— Start PROVIDED DATA —

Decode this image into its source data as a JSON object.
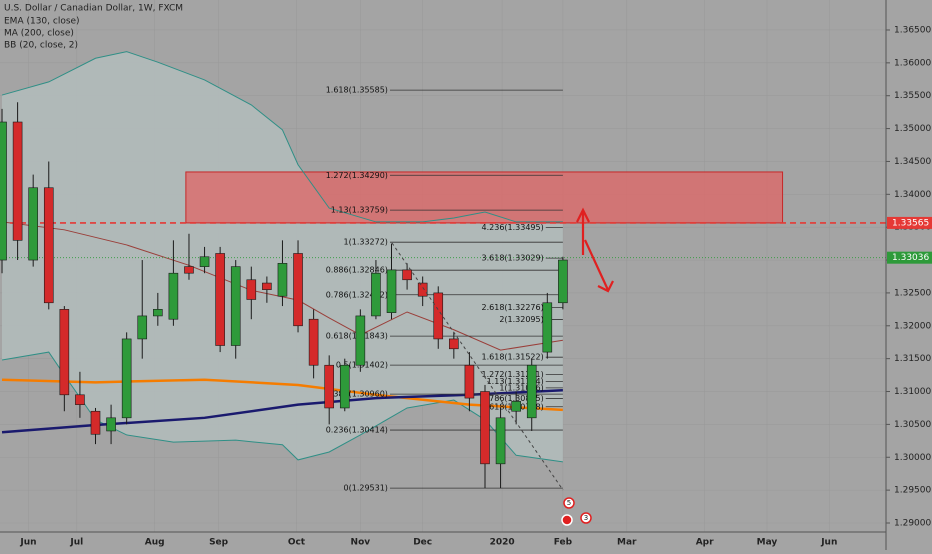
{
  "chart_data": {
    "type": "candlestick",
    "title": "U.S. Dollar / Canadian Dollar, 1W, FXCM",
    "categories": [
      null,
      null,
      null,
      null,
      null,
      null,
      null,
      null,
      null,
      null,
      null,
      null,
      null,
      null,
      null,
      null,
      null,
      null,
      null,
      null,
      null,
      null,
      null,
      null,
      null,
      null,
      null,
      null,
      null,
      null,
      null,
      null,
      null,
      null,
      null,
      null,
      null
    ],
    "open": [
      1.33,
      1.351,
      1.33,
      1.341,
      1.3225,
      1.3095,
      1.307,
      1.304,
      1.306,
      1.318,
      1.3215,
      1.321,
      1.329,
      1.329,
      1.331,
      1.317,
      1.327,
      1.3265,
      1.3245,
      1.331,
      1.321,
      1.314,
      1.3075,
      1.314,
      1.3215,
      1.322,
      1.3285,
      1.3265,
      1.325,
      1.318,
      1.314,
      1.31,
      1.299,
      1.307,
      1.306,
      1.316,
      1.3235
    ],
    "high": [
      1.353,
      1.354,
      1.343,
      1.345,
      1.323,
      1.313,
      1.3075,
      1.308,
      1.319,
      1.33,
      1.325,
      1.333,
      1.334,
      1.332,
      1.332,
      1.33,
      1.329,
      1.3275,
      1.333,
      1.333,
      1.3225,
      1.3155,
      1.315,
      1.3225,
      1.33,
      1.3325,
      1.3295,
      1.3275,
      1.326,
      1.319,
      1.316,
      1.311,
      1.3075,
      1.31,
      1.315,
      1.325,
      1.3305
    ],
    "low": [
      1.328,
      1.33,
      1.329,
      1.3225,
      1.307,
      1.306,
      1.302,
      1.302,
      1.305,
      1.315,
      1.32,
      1.32,
      1.327,
      1.328,
      1.316,
      1.315,
      1.321,
      1.3235,
      1.323,
      1.319,
      1.312,
      1.305,
      1.307,
      1.313,
      1.321,
      1.321,
      1.3255,
      1.323,
      1.3165,
      1.315,
      1.307,
      1.2953,
      1.2953,
      1.305,
      1.304,
      1.315,
      1.3225
    ],
    "close": [
      1.351,
      1.333,
      1.341,
      1.3235,
      1.3095,
      1.308,
      1.3035,
      1.306,
      1.318,
      1.3215,
      1.3225,
      1.328,
      1.328,
      1.3305,
      1.317,
      1.329,
      1.324,
      1.3255,
      1.3295,
      1.32,
      1.314,
      1.3075,
      1.314,
      1.3215,
      1.328,
      1.3285,
      1.327,
      1.3245,
      1.318,
      1.3165,
      1.309,
      1.299,
      1.306,
      1.3085,
      1.314,
      1.3235,
      1.33
    ],
    "up_color": "#2e9a3a",
    "down_color": "#d42a2a",
    "series": [
      {
        "name": "EMA (130, close)",
        "color": "#f57c00",
        "width": 2.5,
        "x": [
          0,
          6,
          13,
          19,
          24,
          30,
          36
        ],
        "values": [
          1.3118,
          1.3114,
          1.3118,
          1.311,
          1.3095,
          1.308,
          1.3072
        ]
      },
      {
        "name": "MA (200, close)",
        "color": "#1a1a6e",
        "width": 2.5,
        "x": [
          0,
          6,
          13,
          19,
          24,
          30,
          36
        ],
        "values": [
          1.3038,
          1.3049,
          1.306,
          1.308,
          1.309,
          1.3095,
          1.3102
        ]
      },
      {
        "name": "BB (20, close, 2)",
        "color": "#9a3f3a",
        "width": 1,
        "x": [
          0,
          4,
          8,
          12,
          16,
          19,
          21,
          23,
          26,
          29,
          32,
          36
        ],
        "values": [
          1.3358,
          1.3346,
          1.3323,
          1.3292,
          1.3254,
          1.3239,
          1.3212,
          1.3186,
          1.3221,
          1.3194,
          1.3163,
          1.3178
        ]
      }
    ],
    "bands": {
      "color": "#2f8f86",
      "fill": "#b3bdbc",
      "upper": {
        "x": [
          0,
          3,
          6,
          8,
          10,
          13,
          16,
          18,
          19,
          21,
          24,
          27,
          29,
          31,
          33,
          36
        ],
        "values": [
          1.3551,
          1.3571,
          1.3607,
          1.3617,
          1.3601,
          1.3574,
          1.3536,
          1.3498,
          1.3445,
          1.3379,
          1.3358,
          1.3358,
          1.3364,
          1.3373,
          1.3358,
          1.3358
        ]
      },
      "lower": {
        "x": [
          0,
          3,
          4,
          6,
          8,
          11,
          15,
          18,
          19,
          21,
          23,
          26,
          29,
          31,
          33,
          36
        ],
        "values": [
          1.3148,
          1.316,
          1.3125,
          1.3057,
          1.3034,
          1.3023,
          1.3026,
          1.3019,
          1.2996,
          1.3008,
          1.3034,
          1.3075,
          1.3087,
          1.3057,
          1.3003,
          1.2993
        ]
      }
    },
    "zone": {
      "x": [
        11.8,
        50.1
      ],
      "y": [
        1.33565,
        1.3434
      ],
      "color": "#e06666"
    },
    "price_lines": [
      {
        "value": 1.33565,
        "label": "1.33565",
        "color": "#e53935",
        "dashed": true
      },
      {
        "value": 1.33036,
        "label": "1.33036",
        "color": "#2e9a3a",
        "dashed": false
      }
    ],
    "fib_sets": [
      {
        "x": [
          24.9,
          36
        ],
        "levels": [
          {
            "value": 1.35585,
            "label": "1.618(1.35585)"
          },
          {
            "value": 1.3429,
            "label": "1.272(1.34290)"
          },
          {
            "value": 1.33759,
            "label": "1.13(1.33759)"
          },
          {
            "value": 1.33272,
            "label": "1(1.33272)"
          },
          {
            "value": 1.32846,
            "label": "0.886(1.32846)"
          },
          {
            "value": 1.32472,
            "label": "0.786(1.32472)"
          },
          {
            "value": 1.31843,
            "label": "0.618(1.31843)"
          },
          {
            "value": 1.31402,
            "label": "0.5(1.31402)"
          },
          {
            "value": 1.3096,
            "label": "0.382(1.30960)"
          },
          {
            "value": 1.30414,
            "label": "0.236(1.30414)"
          },
          {
            "value": 1.29531,
            "label": "0(1.29531)"
          }
        ]
      },
      {
        "x": [
          34.9,
          36
        ],
        "levels": [
          {
            "value": 1.33495,
            "label": "4.236(1.33495)"
          },
          {
            "value": 1.33029,
            "label": "3.618(1.33029)"
          },
          {
            "value": 1.32276,
            "label": "2.618(1.32276)"
          },
          {
            "value": 1.32095,
            "label": "2(1.32095)"
          },
          {
            "value": 1.31522,
            "label": "1.618(1.31522)"
          },
          {
            "value": 1.31261,
            "label": "1.272(1.31261)"
          },
          {
            "value": 1.31154,
            "label": "1.13(1.31154)"
          },
          {
            "value": 1.31056,
            "label": "1(1.31056)"
          },
          {
            "value": 1.30895,
            "label": "0.786(1.30895)"
          },
          {
            "value": 1.30768,
            "label": "0.618(1.30768)"
          }
        ]
      }
    ],
    "events": [
      "5",
      "3"
    ],
    "xlim": [
      -0.13,
      56.74
    ],
    "ylim": [
      1.28863,
      1.36956
    ],
    "xticks": [
      {
        "value": 1.7,
        "label": "Jun"
      },
      {
        "value": 4.8,
        "label": "Jul"
      },
      {
        "value": 9.8,
        "label": "Aug"
      },
      {
        "value": 13.9,
        "label": "Sep"
      },
      {
        "value": 18.9,
        "label": "Oct"
      },
      {
        "value": 23,
        "label": "Nov"
      },
      {
        "value": 27,
        "label": "Dec"
      },
      {
        "value": 32.1,
        "label": "2020"
      },
      {
        "value": 36,
        "label": "Feb"
      },
      {
        "value": 40.1,
        "label": "Mar"
      },
      {
        "value": 45.1,
        "label": "Apr"
      },
      {
        "value": 49.1,
        "label": "May"
      },
      {
        "value": 53.1,
        "label": "Jun"
      }
    ],
    "yticks": [
      {
        "value": 1.29,
        "label": "1.29000"
      },
      {
        "value": 1.295,
        "label": "1.29500"
      },
      {
        "value": 1.3,
        "label": "1.30000"
      },
      {
        "value": 1.305,
        "label": "1.30500"
      },
      {
        "value": 1.31,
        "label": "1.31000"
      },
      {
        "value": 1.315,
        "label": "1.31500"
      },
      {
        "value": 1.32,
        "label": "1.32000"
      },
      {
        "value": 1.325,
        "label": "1.32500"
      },
      {
        "value": 1.33,
        "label": "1.33000"
      },
      {
        "value": 1.335,
        "label": "1.33500"
      },
      {
        "value": 1.34,
        "label": "1.34000"
      },
      {
        "value": 1.345,
        "label": "1.34500"
      },
      {
        "value": 1.35,
        "label": "1.35000"
      },
      {
        "value": 1.355,
        "label": "1.35500"
      },
      {
        "value": 1.36,
        "label": "1.36000"
      },
      {
        "value": 1.365,
        "label": "1.36500"
      }
    ],
    "grid": true
  }
}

— End PROVIDED DATA —

YOUR INSTRUCTIONS:
Which lines above hold the word "close"? Copy each of them.

RESULT OF THE EXERCISE:
    "close": [
        "name": "EMA (130, close)",
        "name": "MA (200, close)",
        "name": "BB (20, close, 2)",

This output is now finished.